start Given information
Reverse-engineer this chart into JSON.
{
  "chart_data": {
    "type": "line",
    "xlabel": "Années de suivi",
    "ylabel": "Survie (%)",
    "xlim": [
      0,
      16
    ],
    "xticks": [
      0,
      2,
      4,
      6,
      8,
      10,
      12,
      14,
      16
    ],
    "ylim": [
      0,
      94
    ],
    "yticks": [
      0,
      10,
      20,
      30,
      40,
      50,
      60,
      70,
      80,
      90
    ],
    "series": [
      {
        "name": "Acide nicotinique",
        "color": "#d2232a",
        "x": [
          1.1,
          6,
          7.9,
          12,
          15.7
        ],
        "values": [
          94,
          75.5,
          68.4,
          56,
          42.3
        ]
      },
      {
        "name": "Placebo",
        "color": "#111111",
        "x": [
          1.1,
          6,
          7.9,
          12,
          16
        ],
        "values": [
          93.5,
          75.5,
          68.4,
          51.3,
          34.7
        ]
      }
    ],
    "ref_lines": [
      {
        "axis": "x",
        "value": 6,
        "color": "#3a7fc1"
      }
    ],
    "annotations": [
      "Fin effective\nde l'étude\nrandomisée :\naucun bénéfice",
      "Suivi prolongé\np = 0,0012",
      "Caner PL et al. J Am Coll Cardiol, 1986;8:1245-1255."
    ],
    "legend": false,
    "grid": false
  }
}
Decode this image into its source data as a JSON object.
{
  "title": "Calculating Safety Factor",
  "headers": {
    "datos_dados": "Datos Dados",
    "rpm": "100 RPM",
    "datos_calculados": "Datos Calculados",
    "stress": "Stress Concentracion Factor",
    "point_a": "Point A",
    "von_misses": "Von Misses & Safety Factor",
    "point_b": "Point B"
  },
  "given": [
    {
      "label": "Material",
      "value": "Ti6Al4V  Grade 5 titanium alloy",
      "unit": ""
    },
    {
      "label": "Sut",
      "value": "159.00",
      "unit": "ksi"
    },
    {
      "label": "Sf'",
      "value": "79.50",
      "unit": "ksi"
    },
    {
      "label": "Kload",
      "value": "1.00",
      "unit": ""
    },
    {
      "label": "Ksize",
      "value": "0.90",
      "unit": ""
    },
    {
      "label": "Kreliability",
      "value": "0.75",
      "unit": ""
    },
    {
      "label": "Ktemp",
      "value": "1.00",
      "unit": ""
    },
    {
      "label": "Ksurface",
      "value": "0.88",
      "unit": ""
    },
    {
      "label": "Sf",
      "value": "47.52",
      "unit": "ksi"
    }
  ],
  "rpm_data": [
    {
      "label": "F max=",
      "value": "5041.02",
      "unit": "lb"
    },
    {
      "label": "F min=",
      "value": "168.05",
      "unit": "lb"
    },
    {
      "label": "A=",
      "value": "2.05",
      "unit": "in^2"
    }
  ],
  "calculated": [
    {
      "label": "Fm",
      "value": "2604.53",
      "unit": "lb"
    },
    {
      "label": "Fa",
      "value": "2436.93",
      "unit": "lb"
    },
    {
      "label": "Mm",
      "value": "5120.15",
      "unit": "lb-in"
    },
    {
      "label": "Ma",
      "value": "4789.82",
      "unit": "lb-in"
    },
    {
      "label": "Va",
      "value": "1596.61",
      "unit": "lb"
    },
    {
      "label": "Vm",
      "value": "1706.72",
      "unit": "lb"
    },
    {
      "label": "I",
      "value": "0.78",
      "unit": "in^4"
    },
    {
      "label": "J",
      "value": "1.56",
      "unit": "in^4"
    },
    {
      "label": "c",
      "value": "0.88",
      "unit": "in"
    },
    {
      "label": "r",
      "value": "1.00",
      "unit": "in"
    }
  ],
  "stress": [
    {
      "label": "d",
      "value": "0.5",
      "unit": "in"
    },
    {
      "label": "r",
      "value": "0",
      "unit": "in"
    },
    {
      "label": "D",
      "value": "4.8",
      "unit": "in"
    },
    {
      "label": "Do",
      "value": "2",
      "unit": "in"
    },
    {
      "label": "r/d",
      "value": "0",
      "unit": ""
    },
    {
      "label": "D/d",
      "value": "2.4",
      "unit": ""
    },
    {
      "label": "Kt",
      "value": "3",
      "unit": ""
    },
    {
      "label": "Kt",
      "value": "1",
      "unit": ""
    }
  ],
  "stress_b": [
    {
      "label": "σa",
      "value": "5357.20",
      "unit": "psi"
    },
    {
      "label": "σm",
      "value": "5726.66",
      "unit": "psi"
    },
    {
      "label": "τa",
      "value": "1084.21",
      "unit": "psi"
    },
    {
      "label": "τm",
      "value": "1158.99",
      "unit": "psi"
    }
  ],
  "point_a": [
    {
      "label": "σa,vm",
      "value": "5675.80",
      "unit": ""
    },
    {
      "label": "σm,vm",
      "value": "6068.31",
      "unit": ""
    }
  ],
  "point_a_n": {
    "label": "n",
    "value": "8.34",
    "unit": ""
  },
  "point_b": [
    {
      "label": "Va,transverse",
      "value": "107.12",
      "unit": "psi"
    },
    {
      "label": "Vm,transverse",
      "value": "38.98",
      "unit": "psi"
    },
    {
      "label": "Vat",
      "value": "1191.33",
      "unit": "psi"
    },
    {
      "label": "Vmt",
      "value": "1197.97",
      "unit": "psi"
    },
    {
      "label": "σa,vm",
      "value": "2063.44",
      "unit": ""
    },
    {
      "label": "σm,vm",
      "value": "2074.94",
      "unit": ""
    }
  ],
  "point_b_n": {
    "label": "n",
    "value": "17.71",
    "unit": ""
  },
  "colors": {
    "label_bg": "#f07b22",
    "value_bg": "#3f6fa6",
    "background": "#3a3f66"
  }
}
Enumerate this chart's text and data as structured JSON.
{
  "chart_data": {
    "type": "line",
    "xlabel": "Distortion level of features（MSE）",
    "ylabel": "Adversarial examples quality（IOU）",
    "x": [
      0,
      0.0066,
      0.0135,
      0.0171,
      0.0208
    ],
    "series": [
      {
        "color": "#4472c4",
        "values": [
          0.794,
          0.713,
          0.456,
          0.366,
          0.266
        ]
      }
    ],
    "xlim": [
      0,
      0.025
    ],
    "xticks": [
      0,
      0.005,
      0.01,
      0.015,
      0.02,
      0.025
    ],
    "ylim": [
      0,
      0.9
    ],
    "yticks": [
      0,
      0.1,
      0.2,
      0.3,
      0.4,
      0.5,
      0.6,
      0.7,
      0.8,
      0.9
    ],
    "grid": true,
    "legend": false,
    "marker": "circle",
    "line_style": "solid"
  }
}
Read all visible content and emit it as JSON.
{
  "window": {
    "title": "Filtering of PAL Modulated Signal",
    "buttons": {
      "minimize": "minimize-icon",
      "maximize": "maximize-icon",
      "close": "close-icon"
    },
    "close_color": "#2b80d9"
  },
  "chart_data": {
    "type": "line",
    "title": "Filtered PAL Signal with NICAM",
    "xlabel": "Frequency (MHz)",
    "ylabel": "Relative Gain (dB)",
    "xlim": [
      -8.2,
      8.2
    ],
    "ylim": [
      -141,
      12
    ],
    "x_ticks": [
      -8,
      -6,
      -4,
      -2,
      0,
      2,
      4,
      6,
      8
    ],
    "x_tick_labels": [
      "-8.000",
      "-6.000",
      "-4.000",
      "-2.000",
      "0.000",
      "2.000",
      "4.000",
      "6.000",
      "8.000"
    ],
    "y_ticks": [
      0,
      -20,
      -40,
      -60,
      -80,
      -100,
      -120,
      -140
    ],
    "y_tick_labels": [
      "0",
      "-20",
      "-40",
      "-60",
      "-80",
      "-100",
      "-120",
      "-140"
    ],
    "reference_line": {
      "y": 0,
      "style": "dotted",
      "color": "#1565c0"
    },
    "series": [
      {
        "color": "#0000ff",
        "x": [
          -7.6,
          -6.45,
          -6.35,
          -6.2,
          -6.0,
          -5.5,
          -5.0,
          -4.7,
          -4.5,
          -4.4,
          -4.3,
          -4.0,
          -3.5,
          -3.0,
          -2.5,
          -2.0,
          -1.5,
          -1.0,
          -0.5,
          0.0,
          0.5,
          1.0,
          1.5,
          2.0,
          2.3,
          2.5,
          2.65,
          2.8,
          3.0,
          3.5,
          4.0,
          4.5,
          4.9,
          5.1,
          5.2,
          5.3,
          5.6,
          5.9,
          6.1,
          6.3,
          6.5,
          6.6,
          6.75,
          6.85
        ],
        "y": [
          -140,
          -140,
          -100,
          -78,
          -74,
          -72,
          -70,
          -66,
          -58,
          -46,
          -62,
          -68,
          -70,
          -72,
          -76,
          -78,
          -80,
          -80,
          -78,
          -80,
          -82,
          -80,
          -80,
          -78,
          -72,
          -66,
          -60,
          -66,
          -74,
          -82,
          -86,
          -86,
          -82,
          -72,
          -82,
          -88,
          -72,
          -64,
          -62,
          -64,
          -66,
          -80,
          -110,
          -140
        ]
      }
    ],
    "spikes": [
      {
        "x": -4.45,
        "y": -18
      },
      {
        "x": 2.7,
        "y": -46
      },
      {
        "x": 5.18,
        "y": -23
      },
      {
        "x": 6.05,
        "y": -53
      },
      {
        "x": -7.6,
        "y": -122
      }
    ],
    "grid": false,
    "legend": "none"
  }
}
end Given information
Task to carry out
Search the data above for the string "title" and copy each line that has it.

Correct answer
  "title": "Calculating Safety Factor",
    "title": "Filtering of PAL Modulated Signal",
    "title": "Filtered PAL Signal with NICAM",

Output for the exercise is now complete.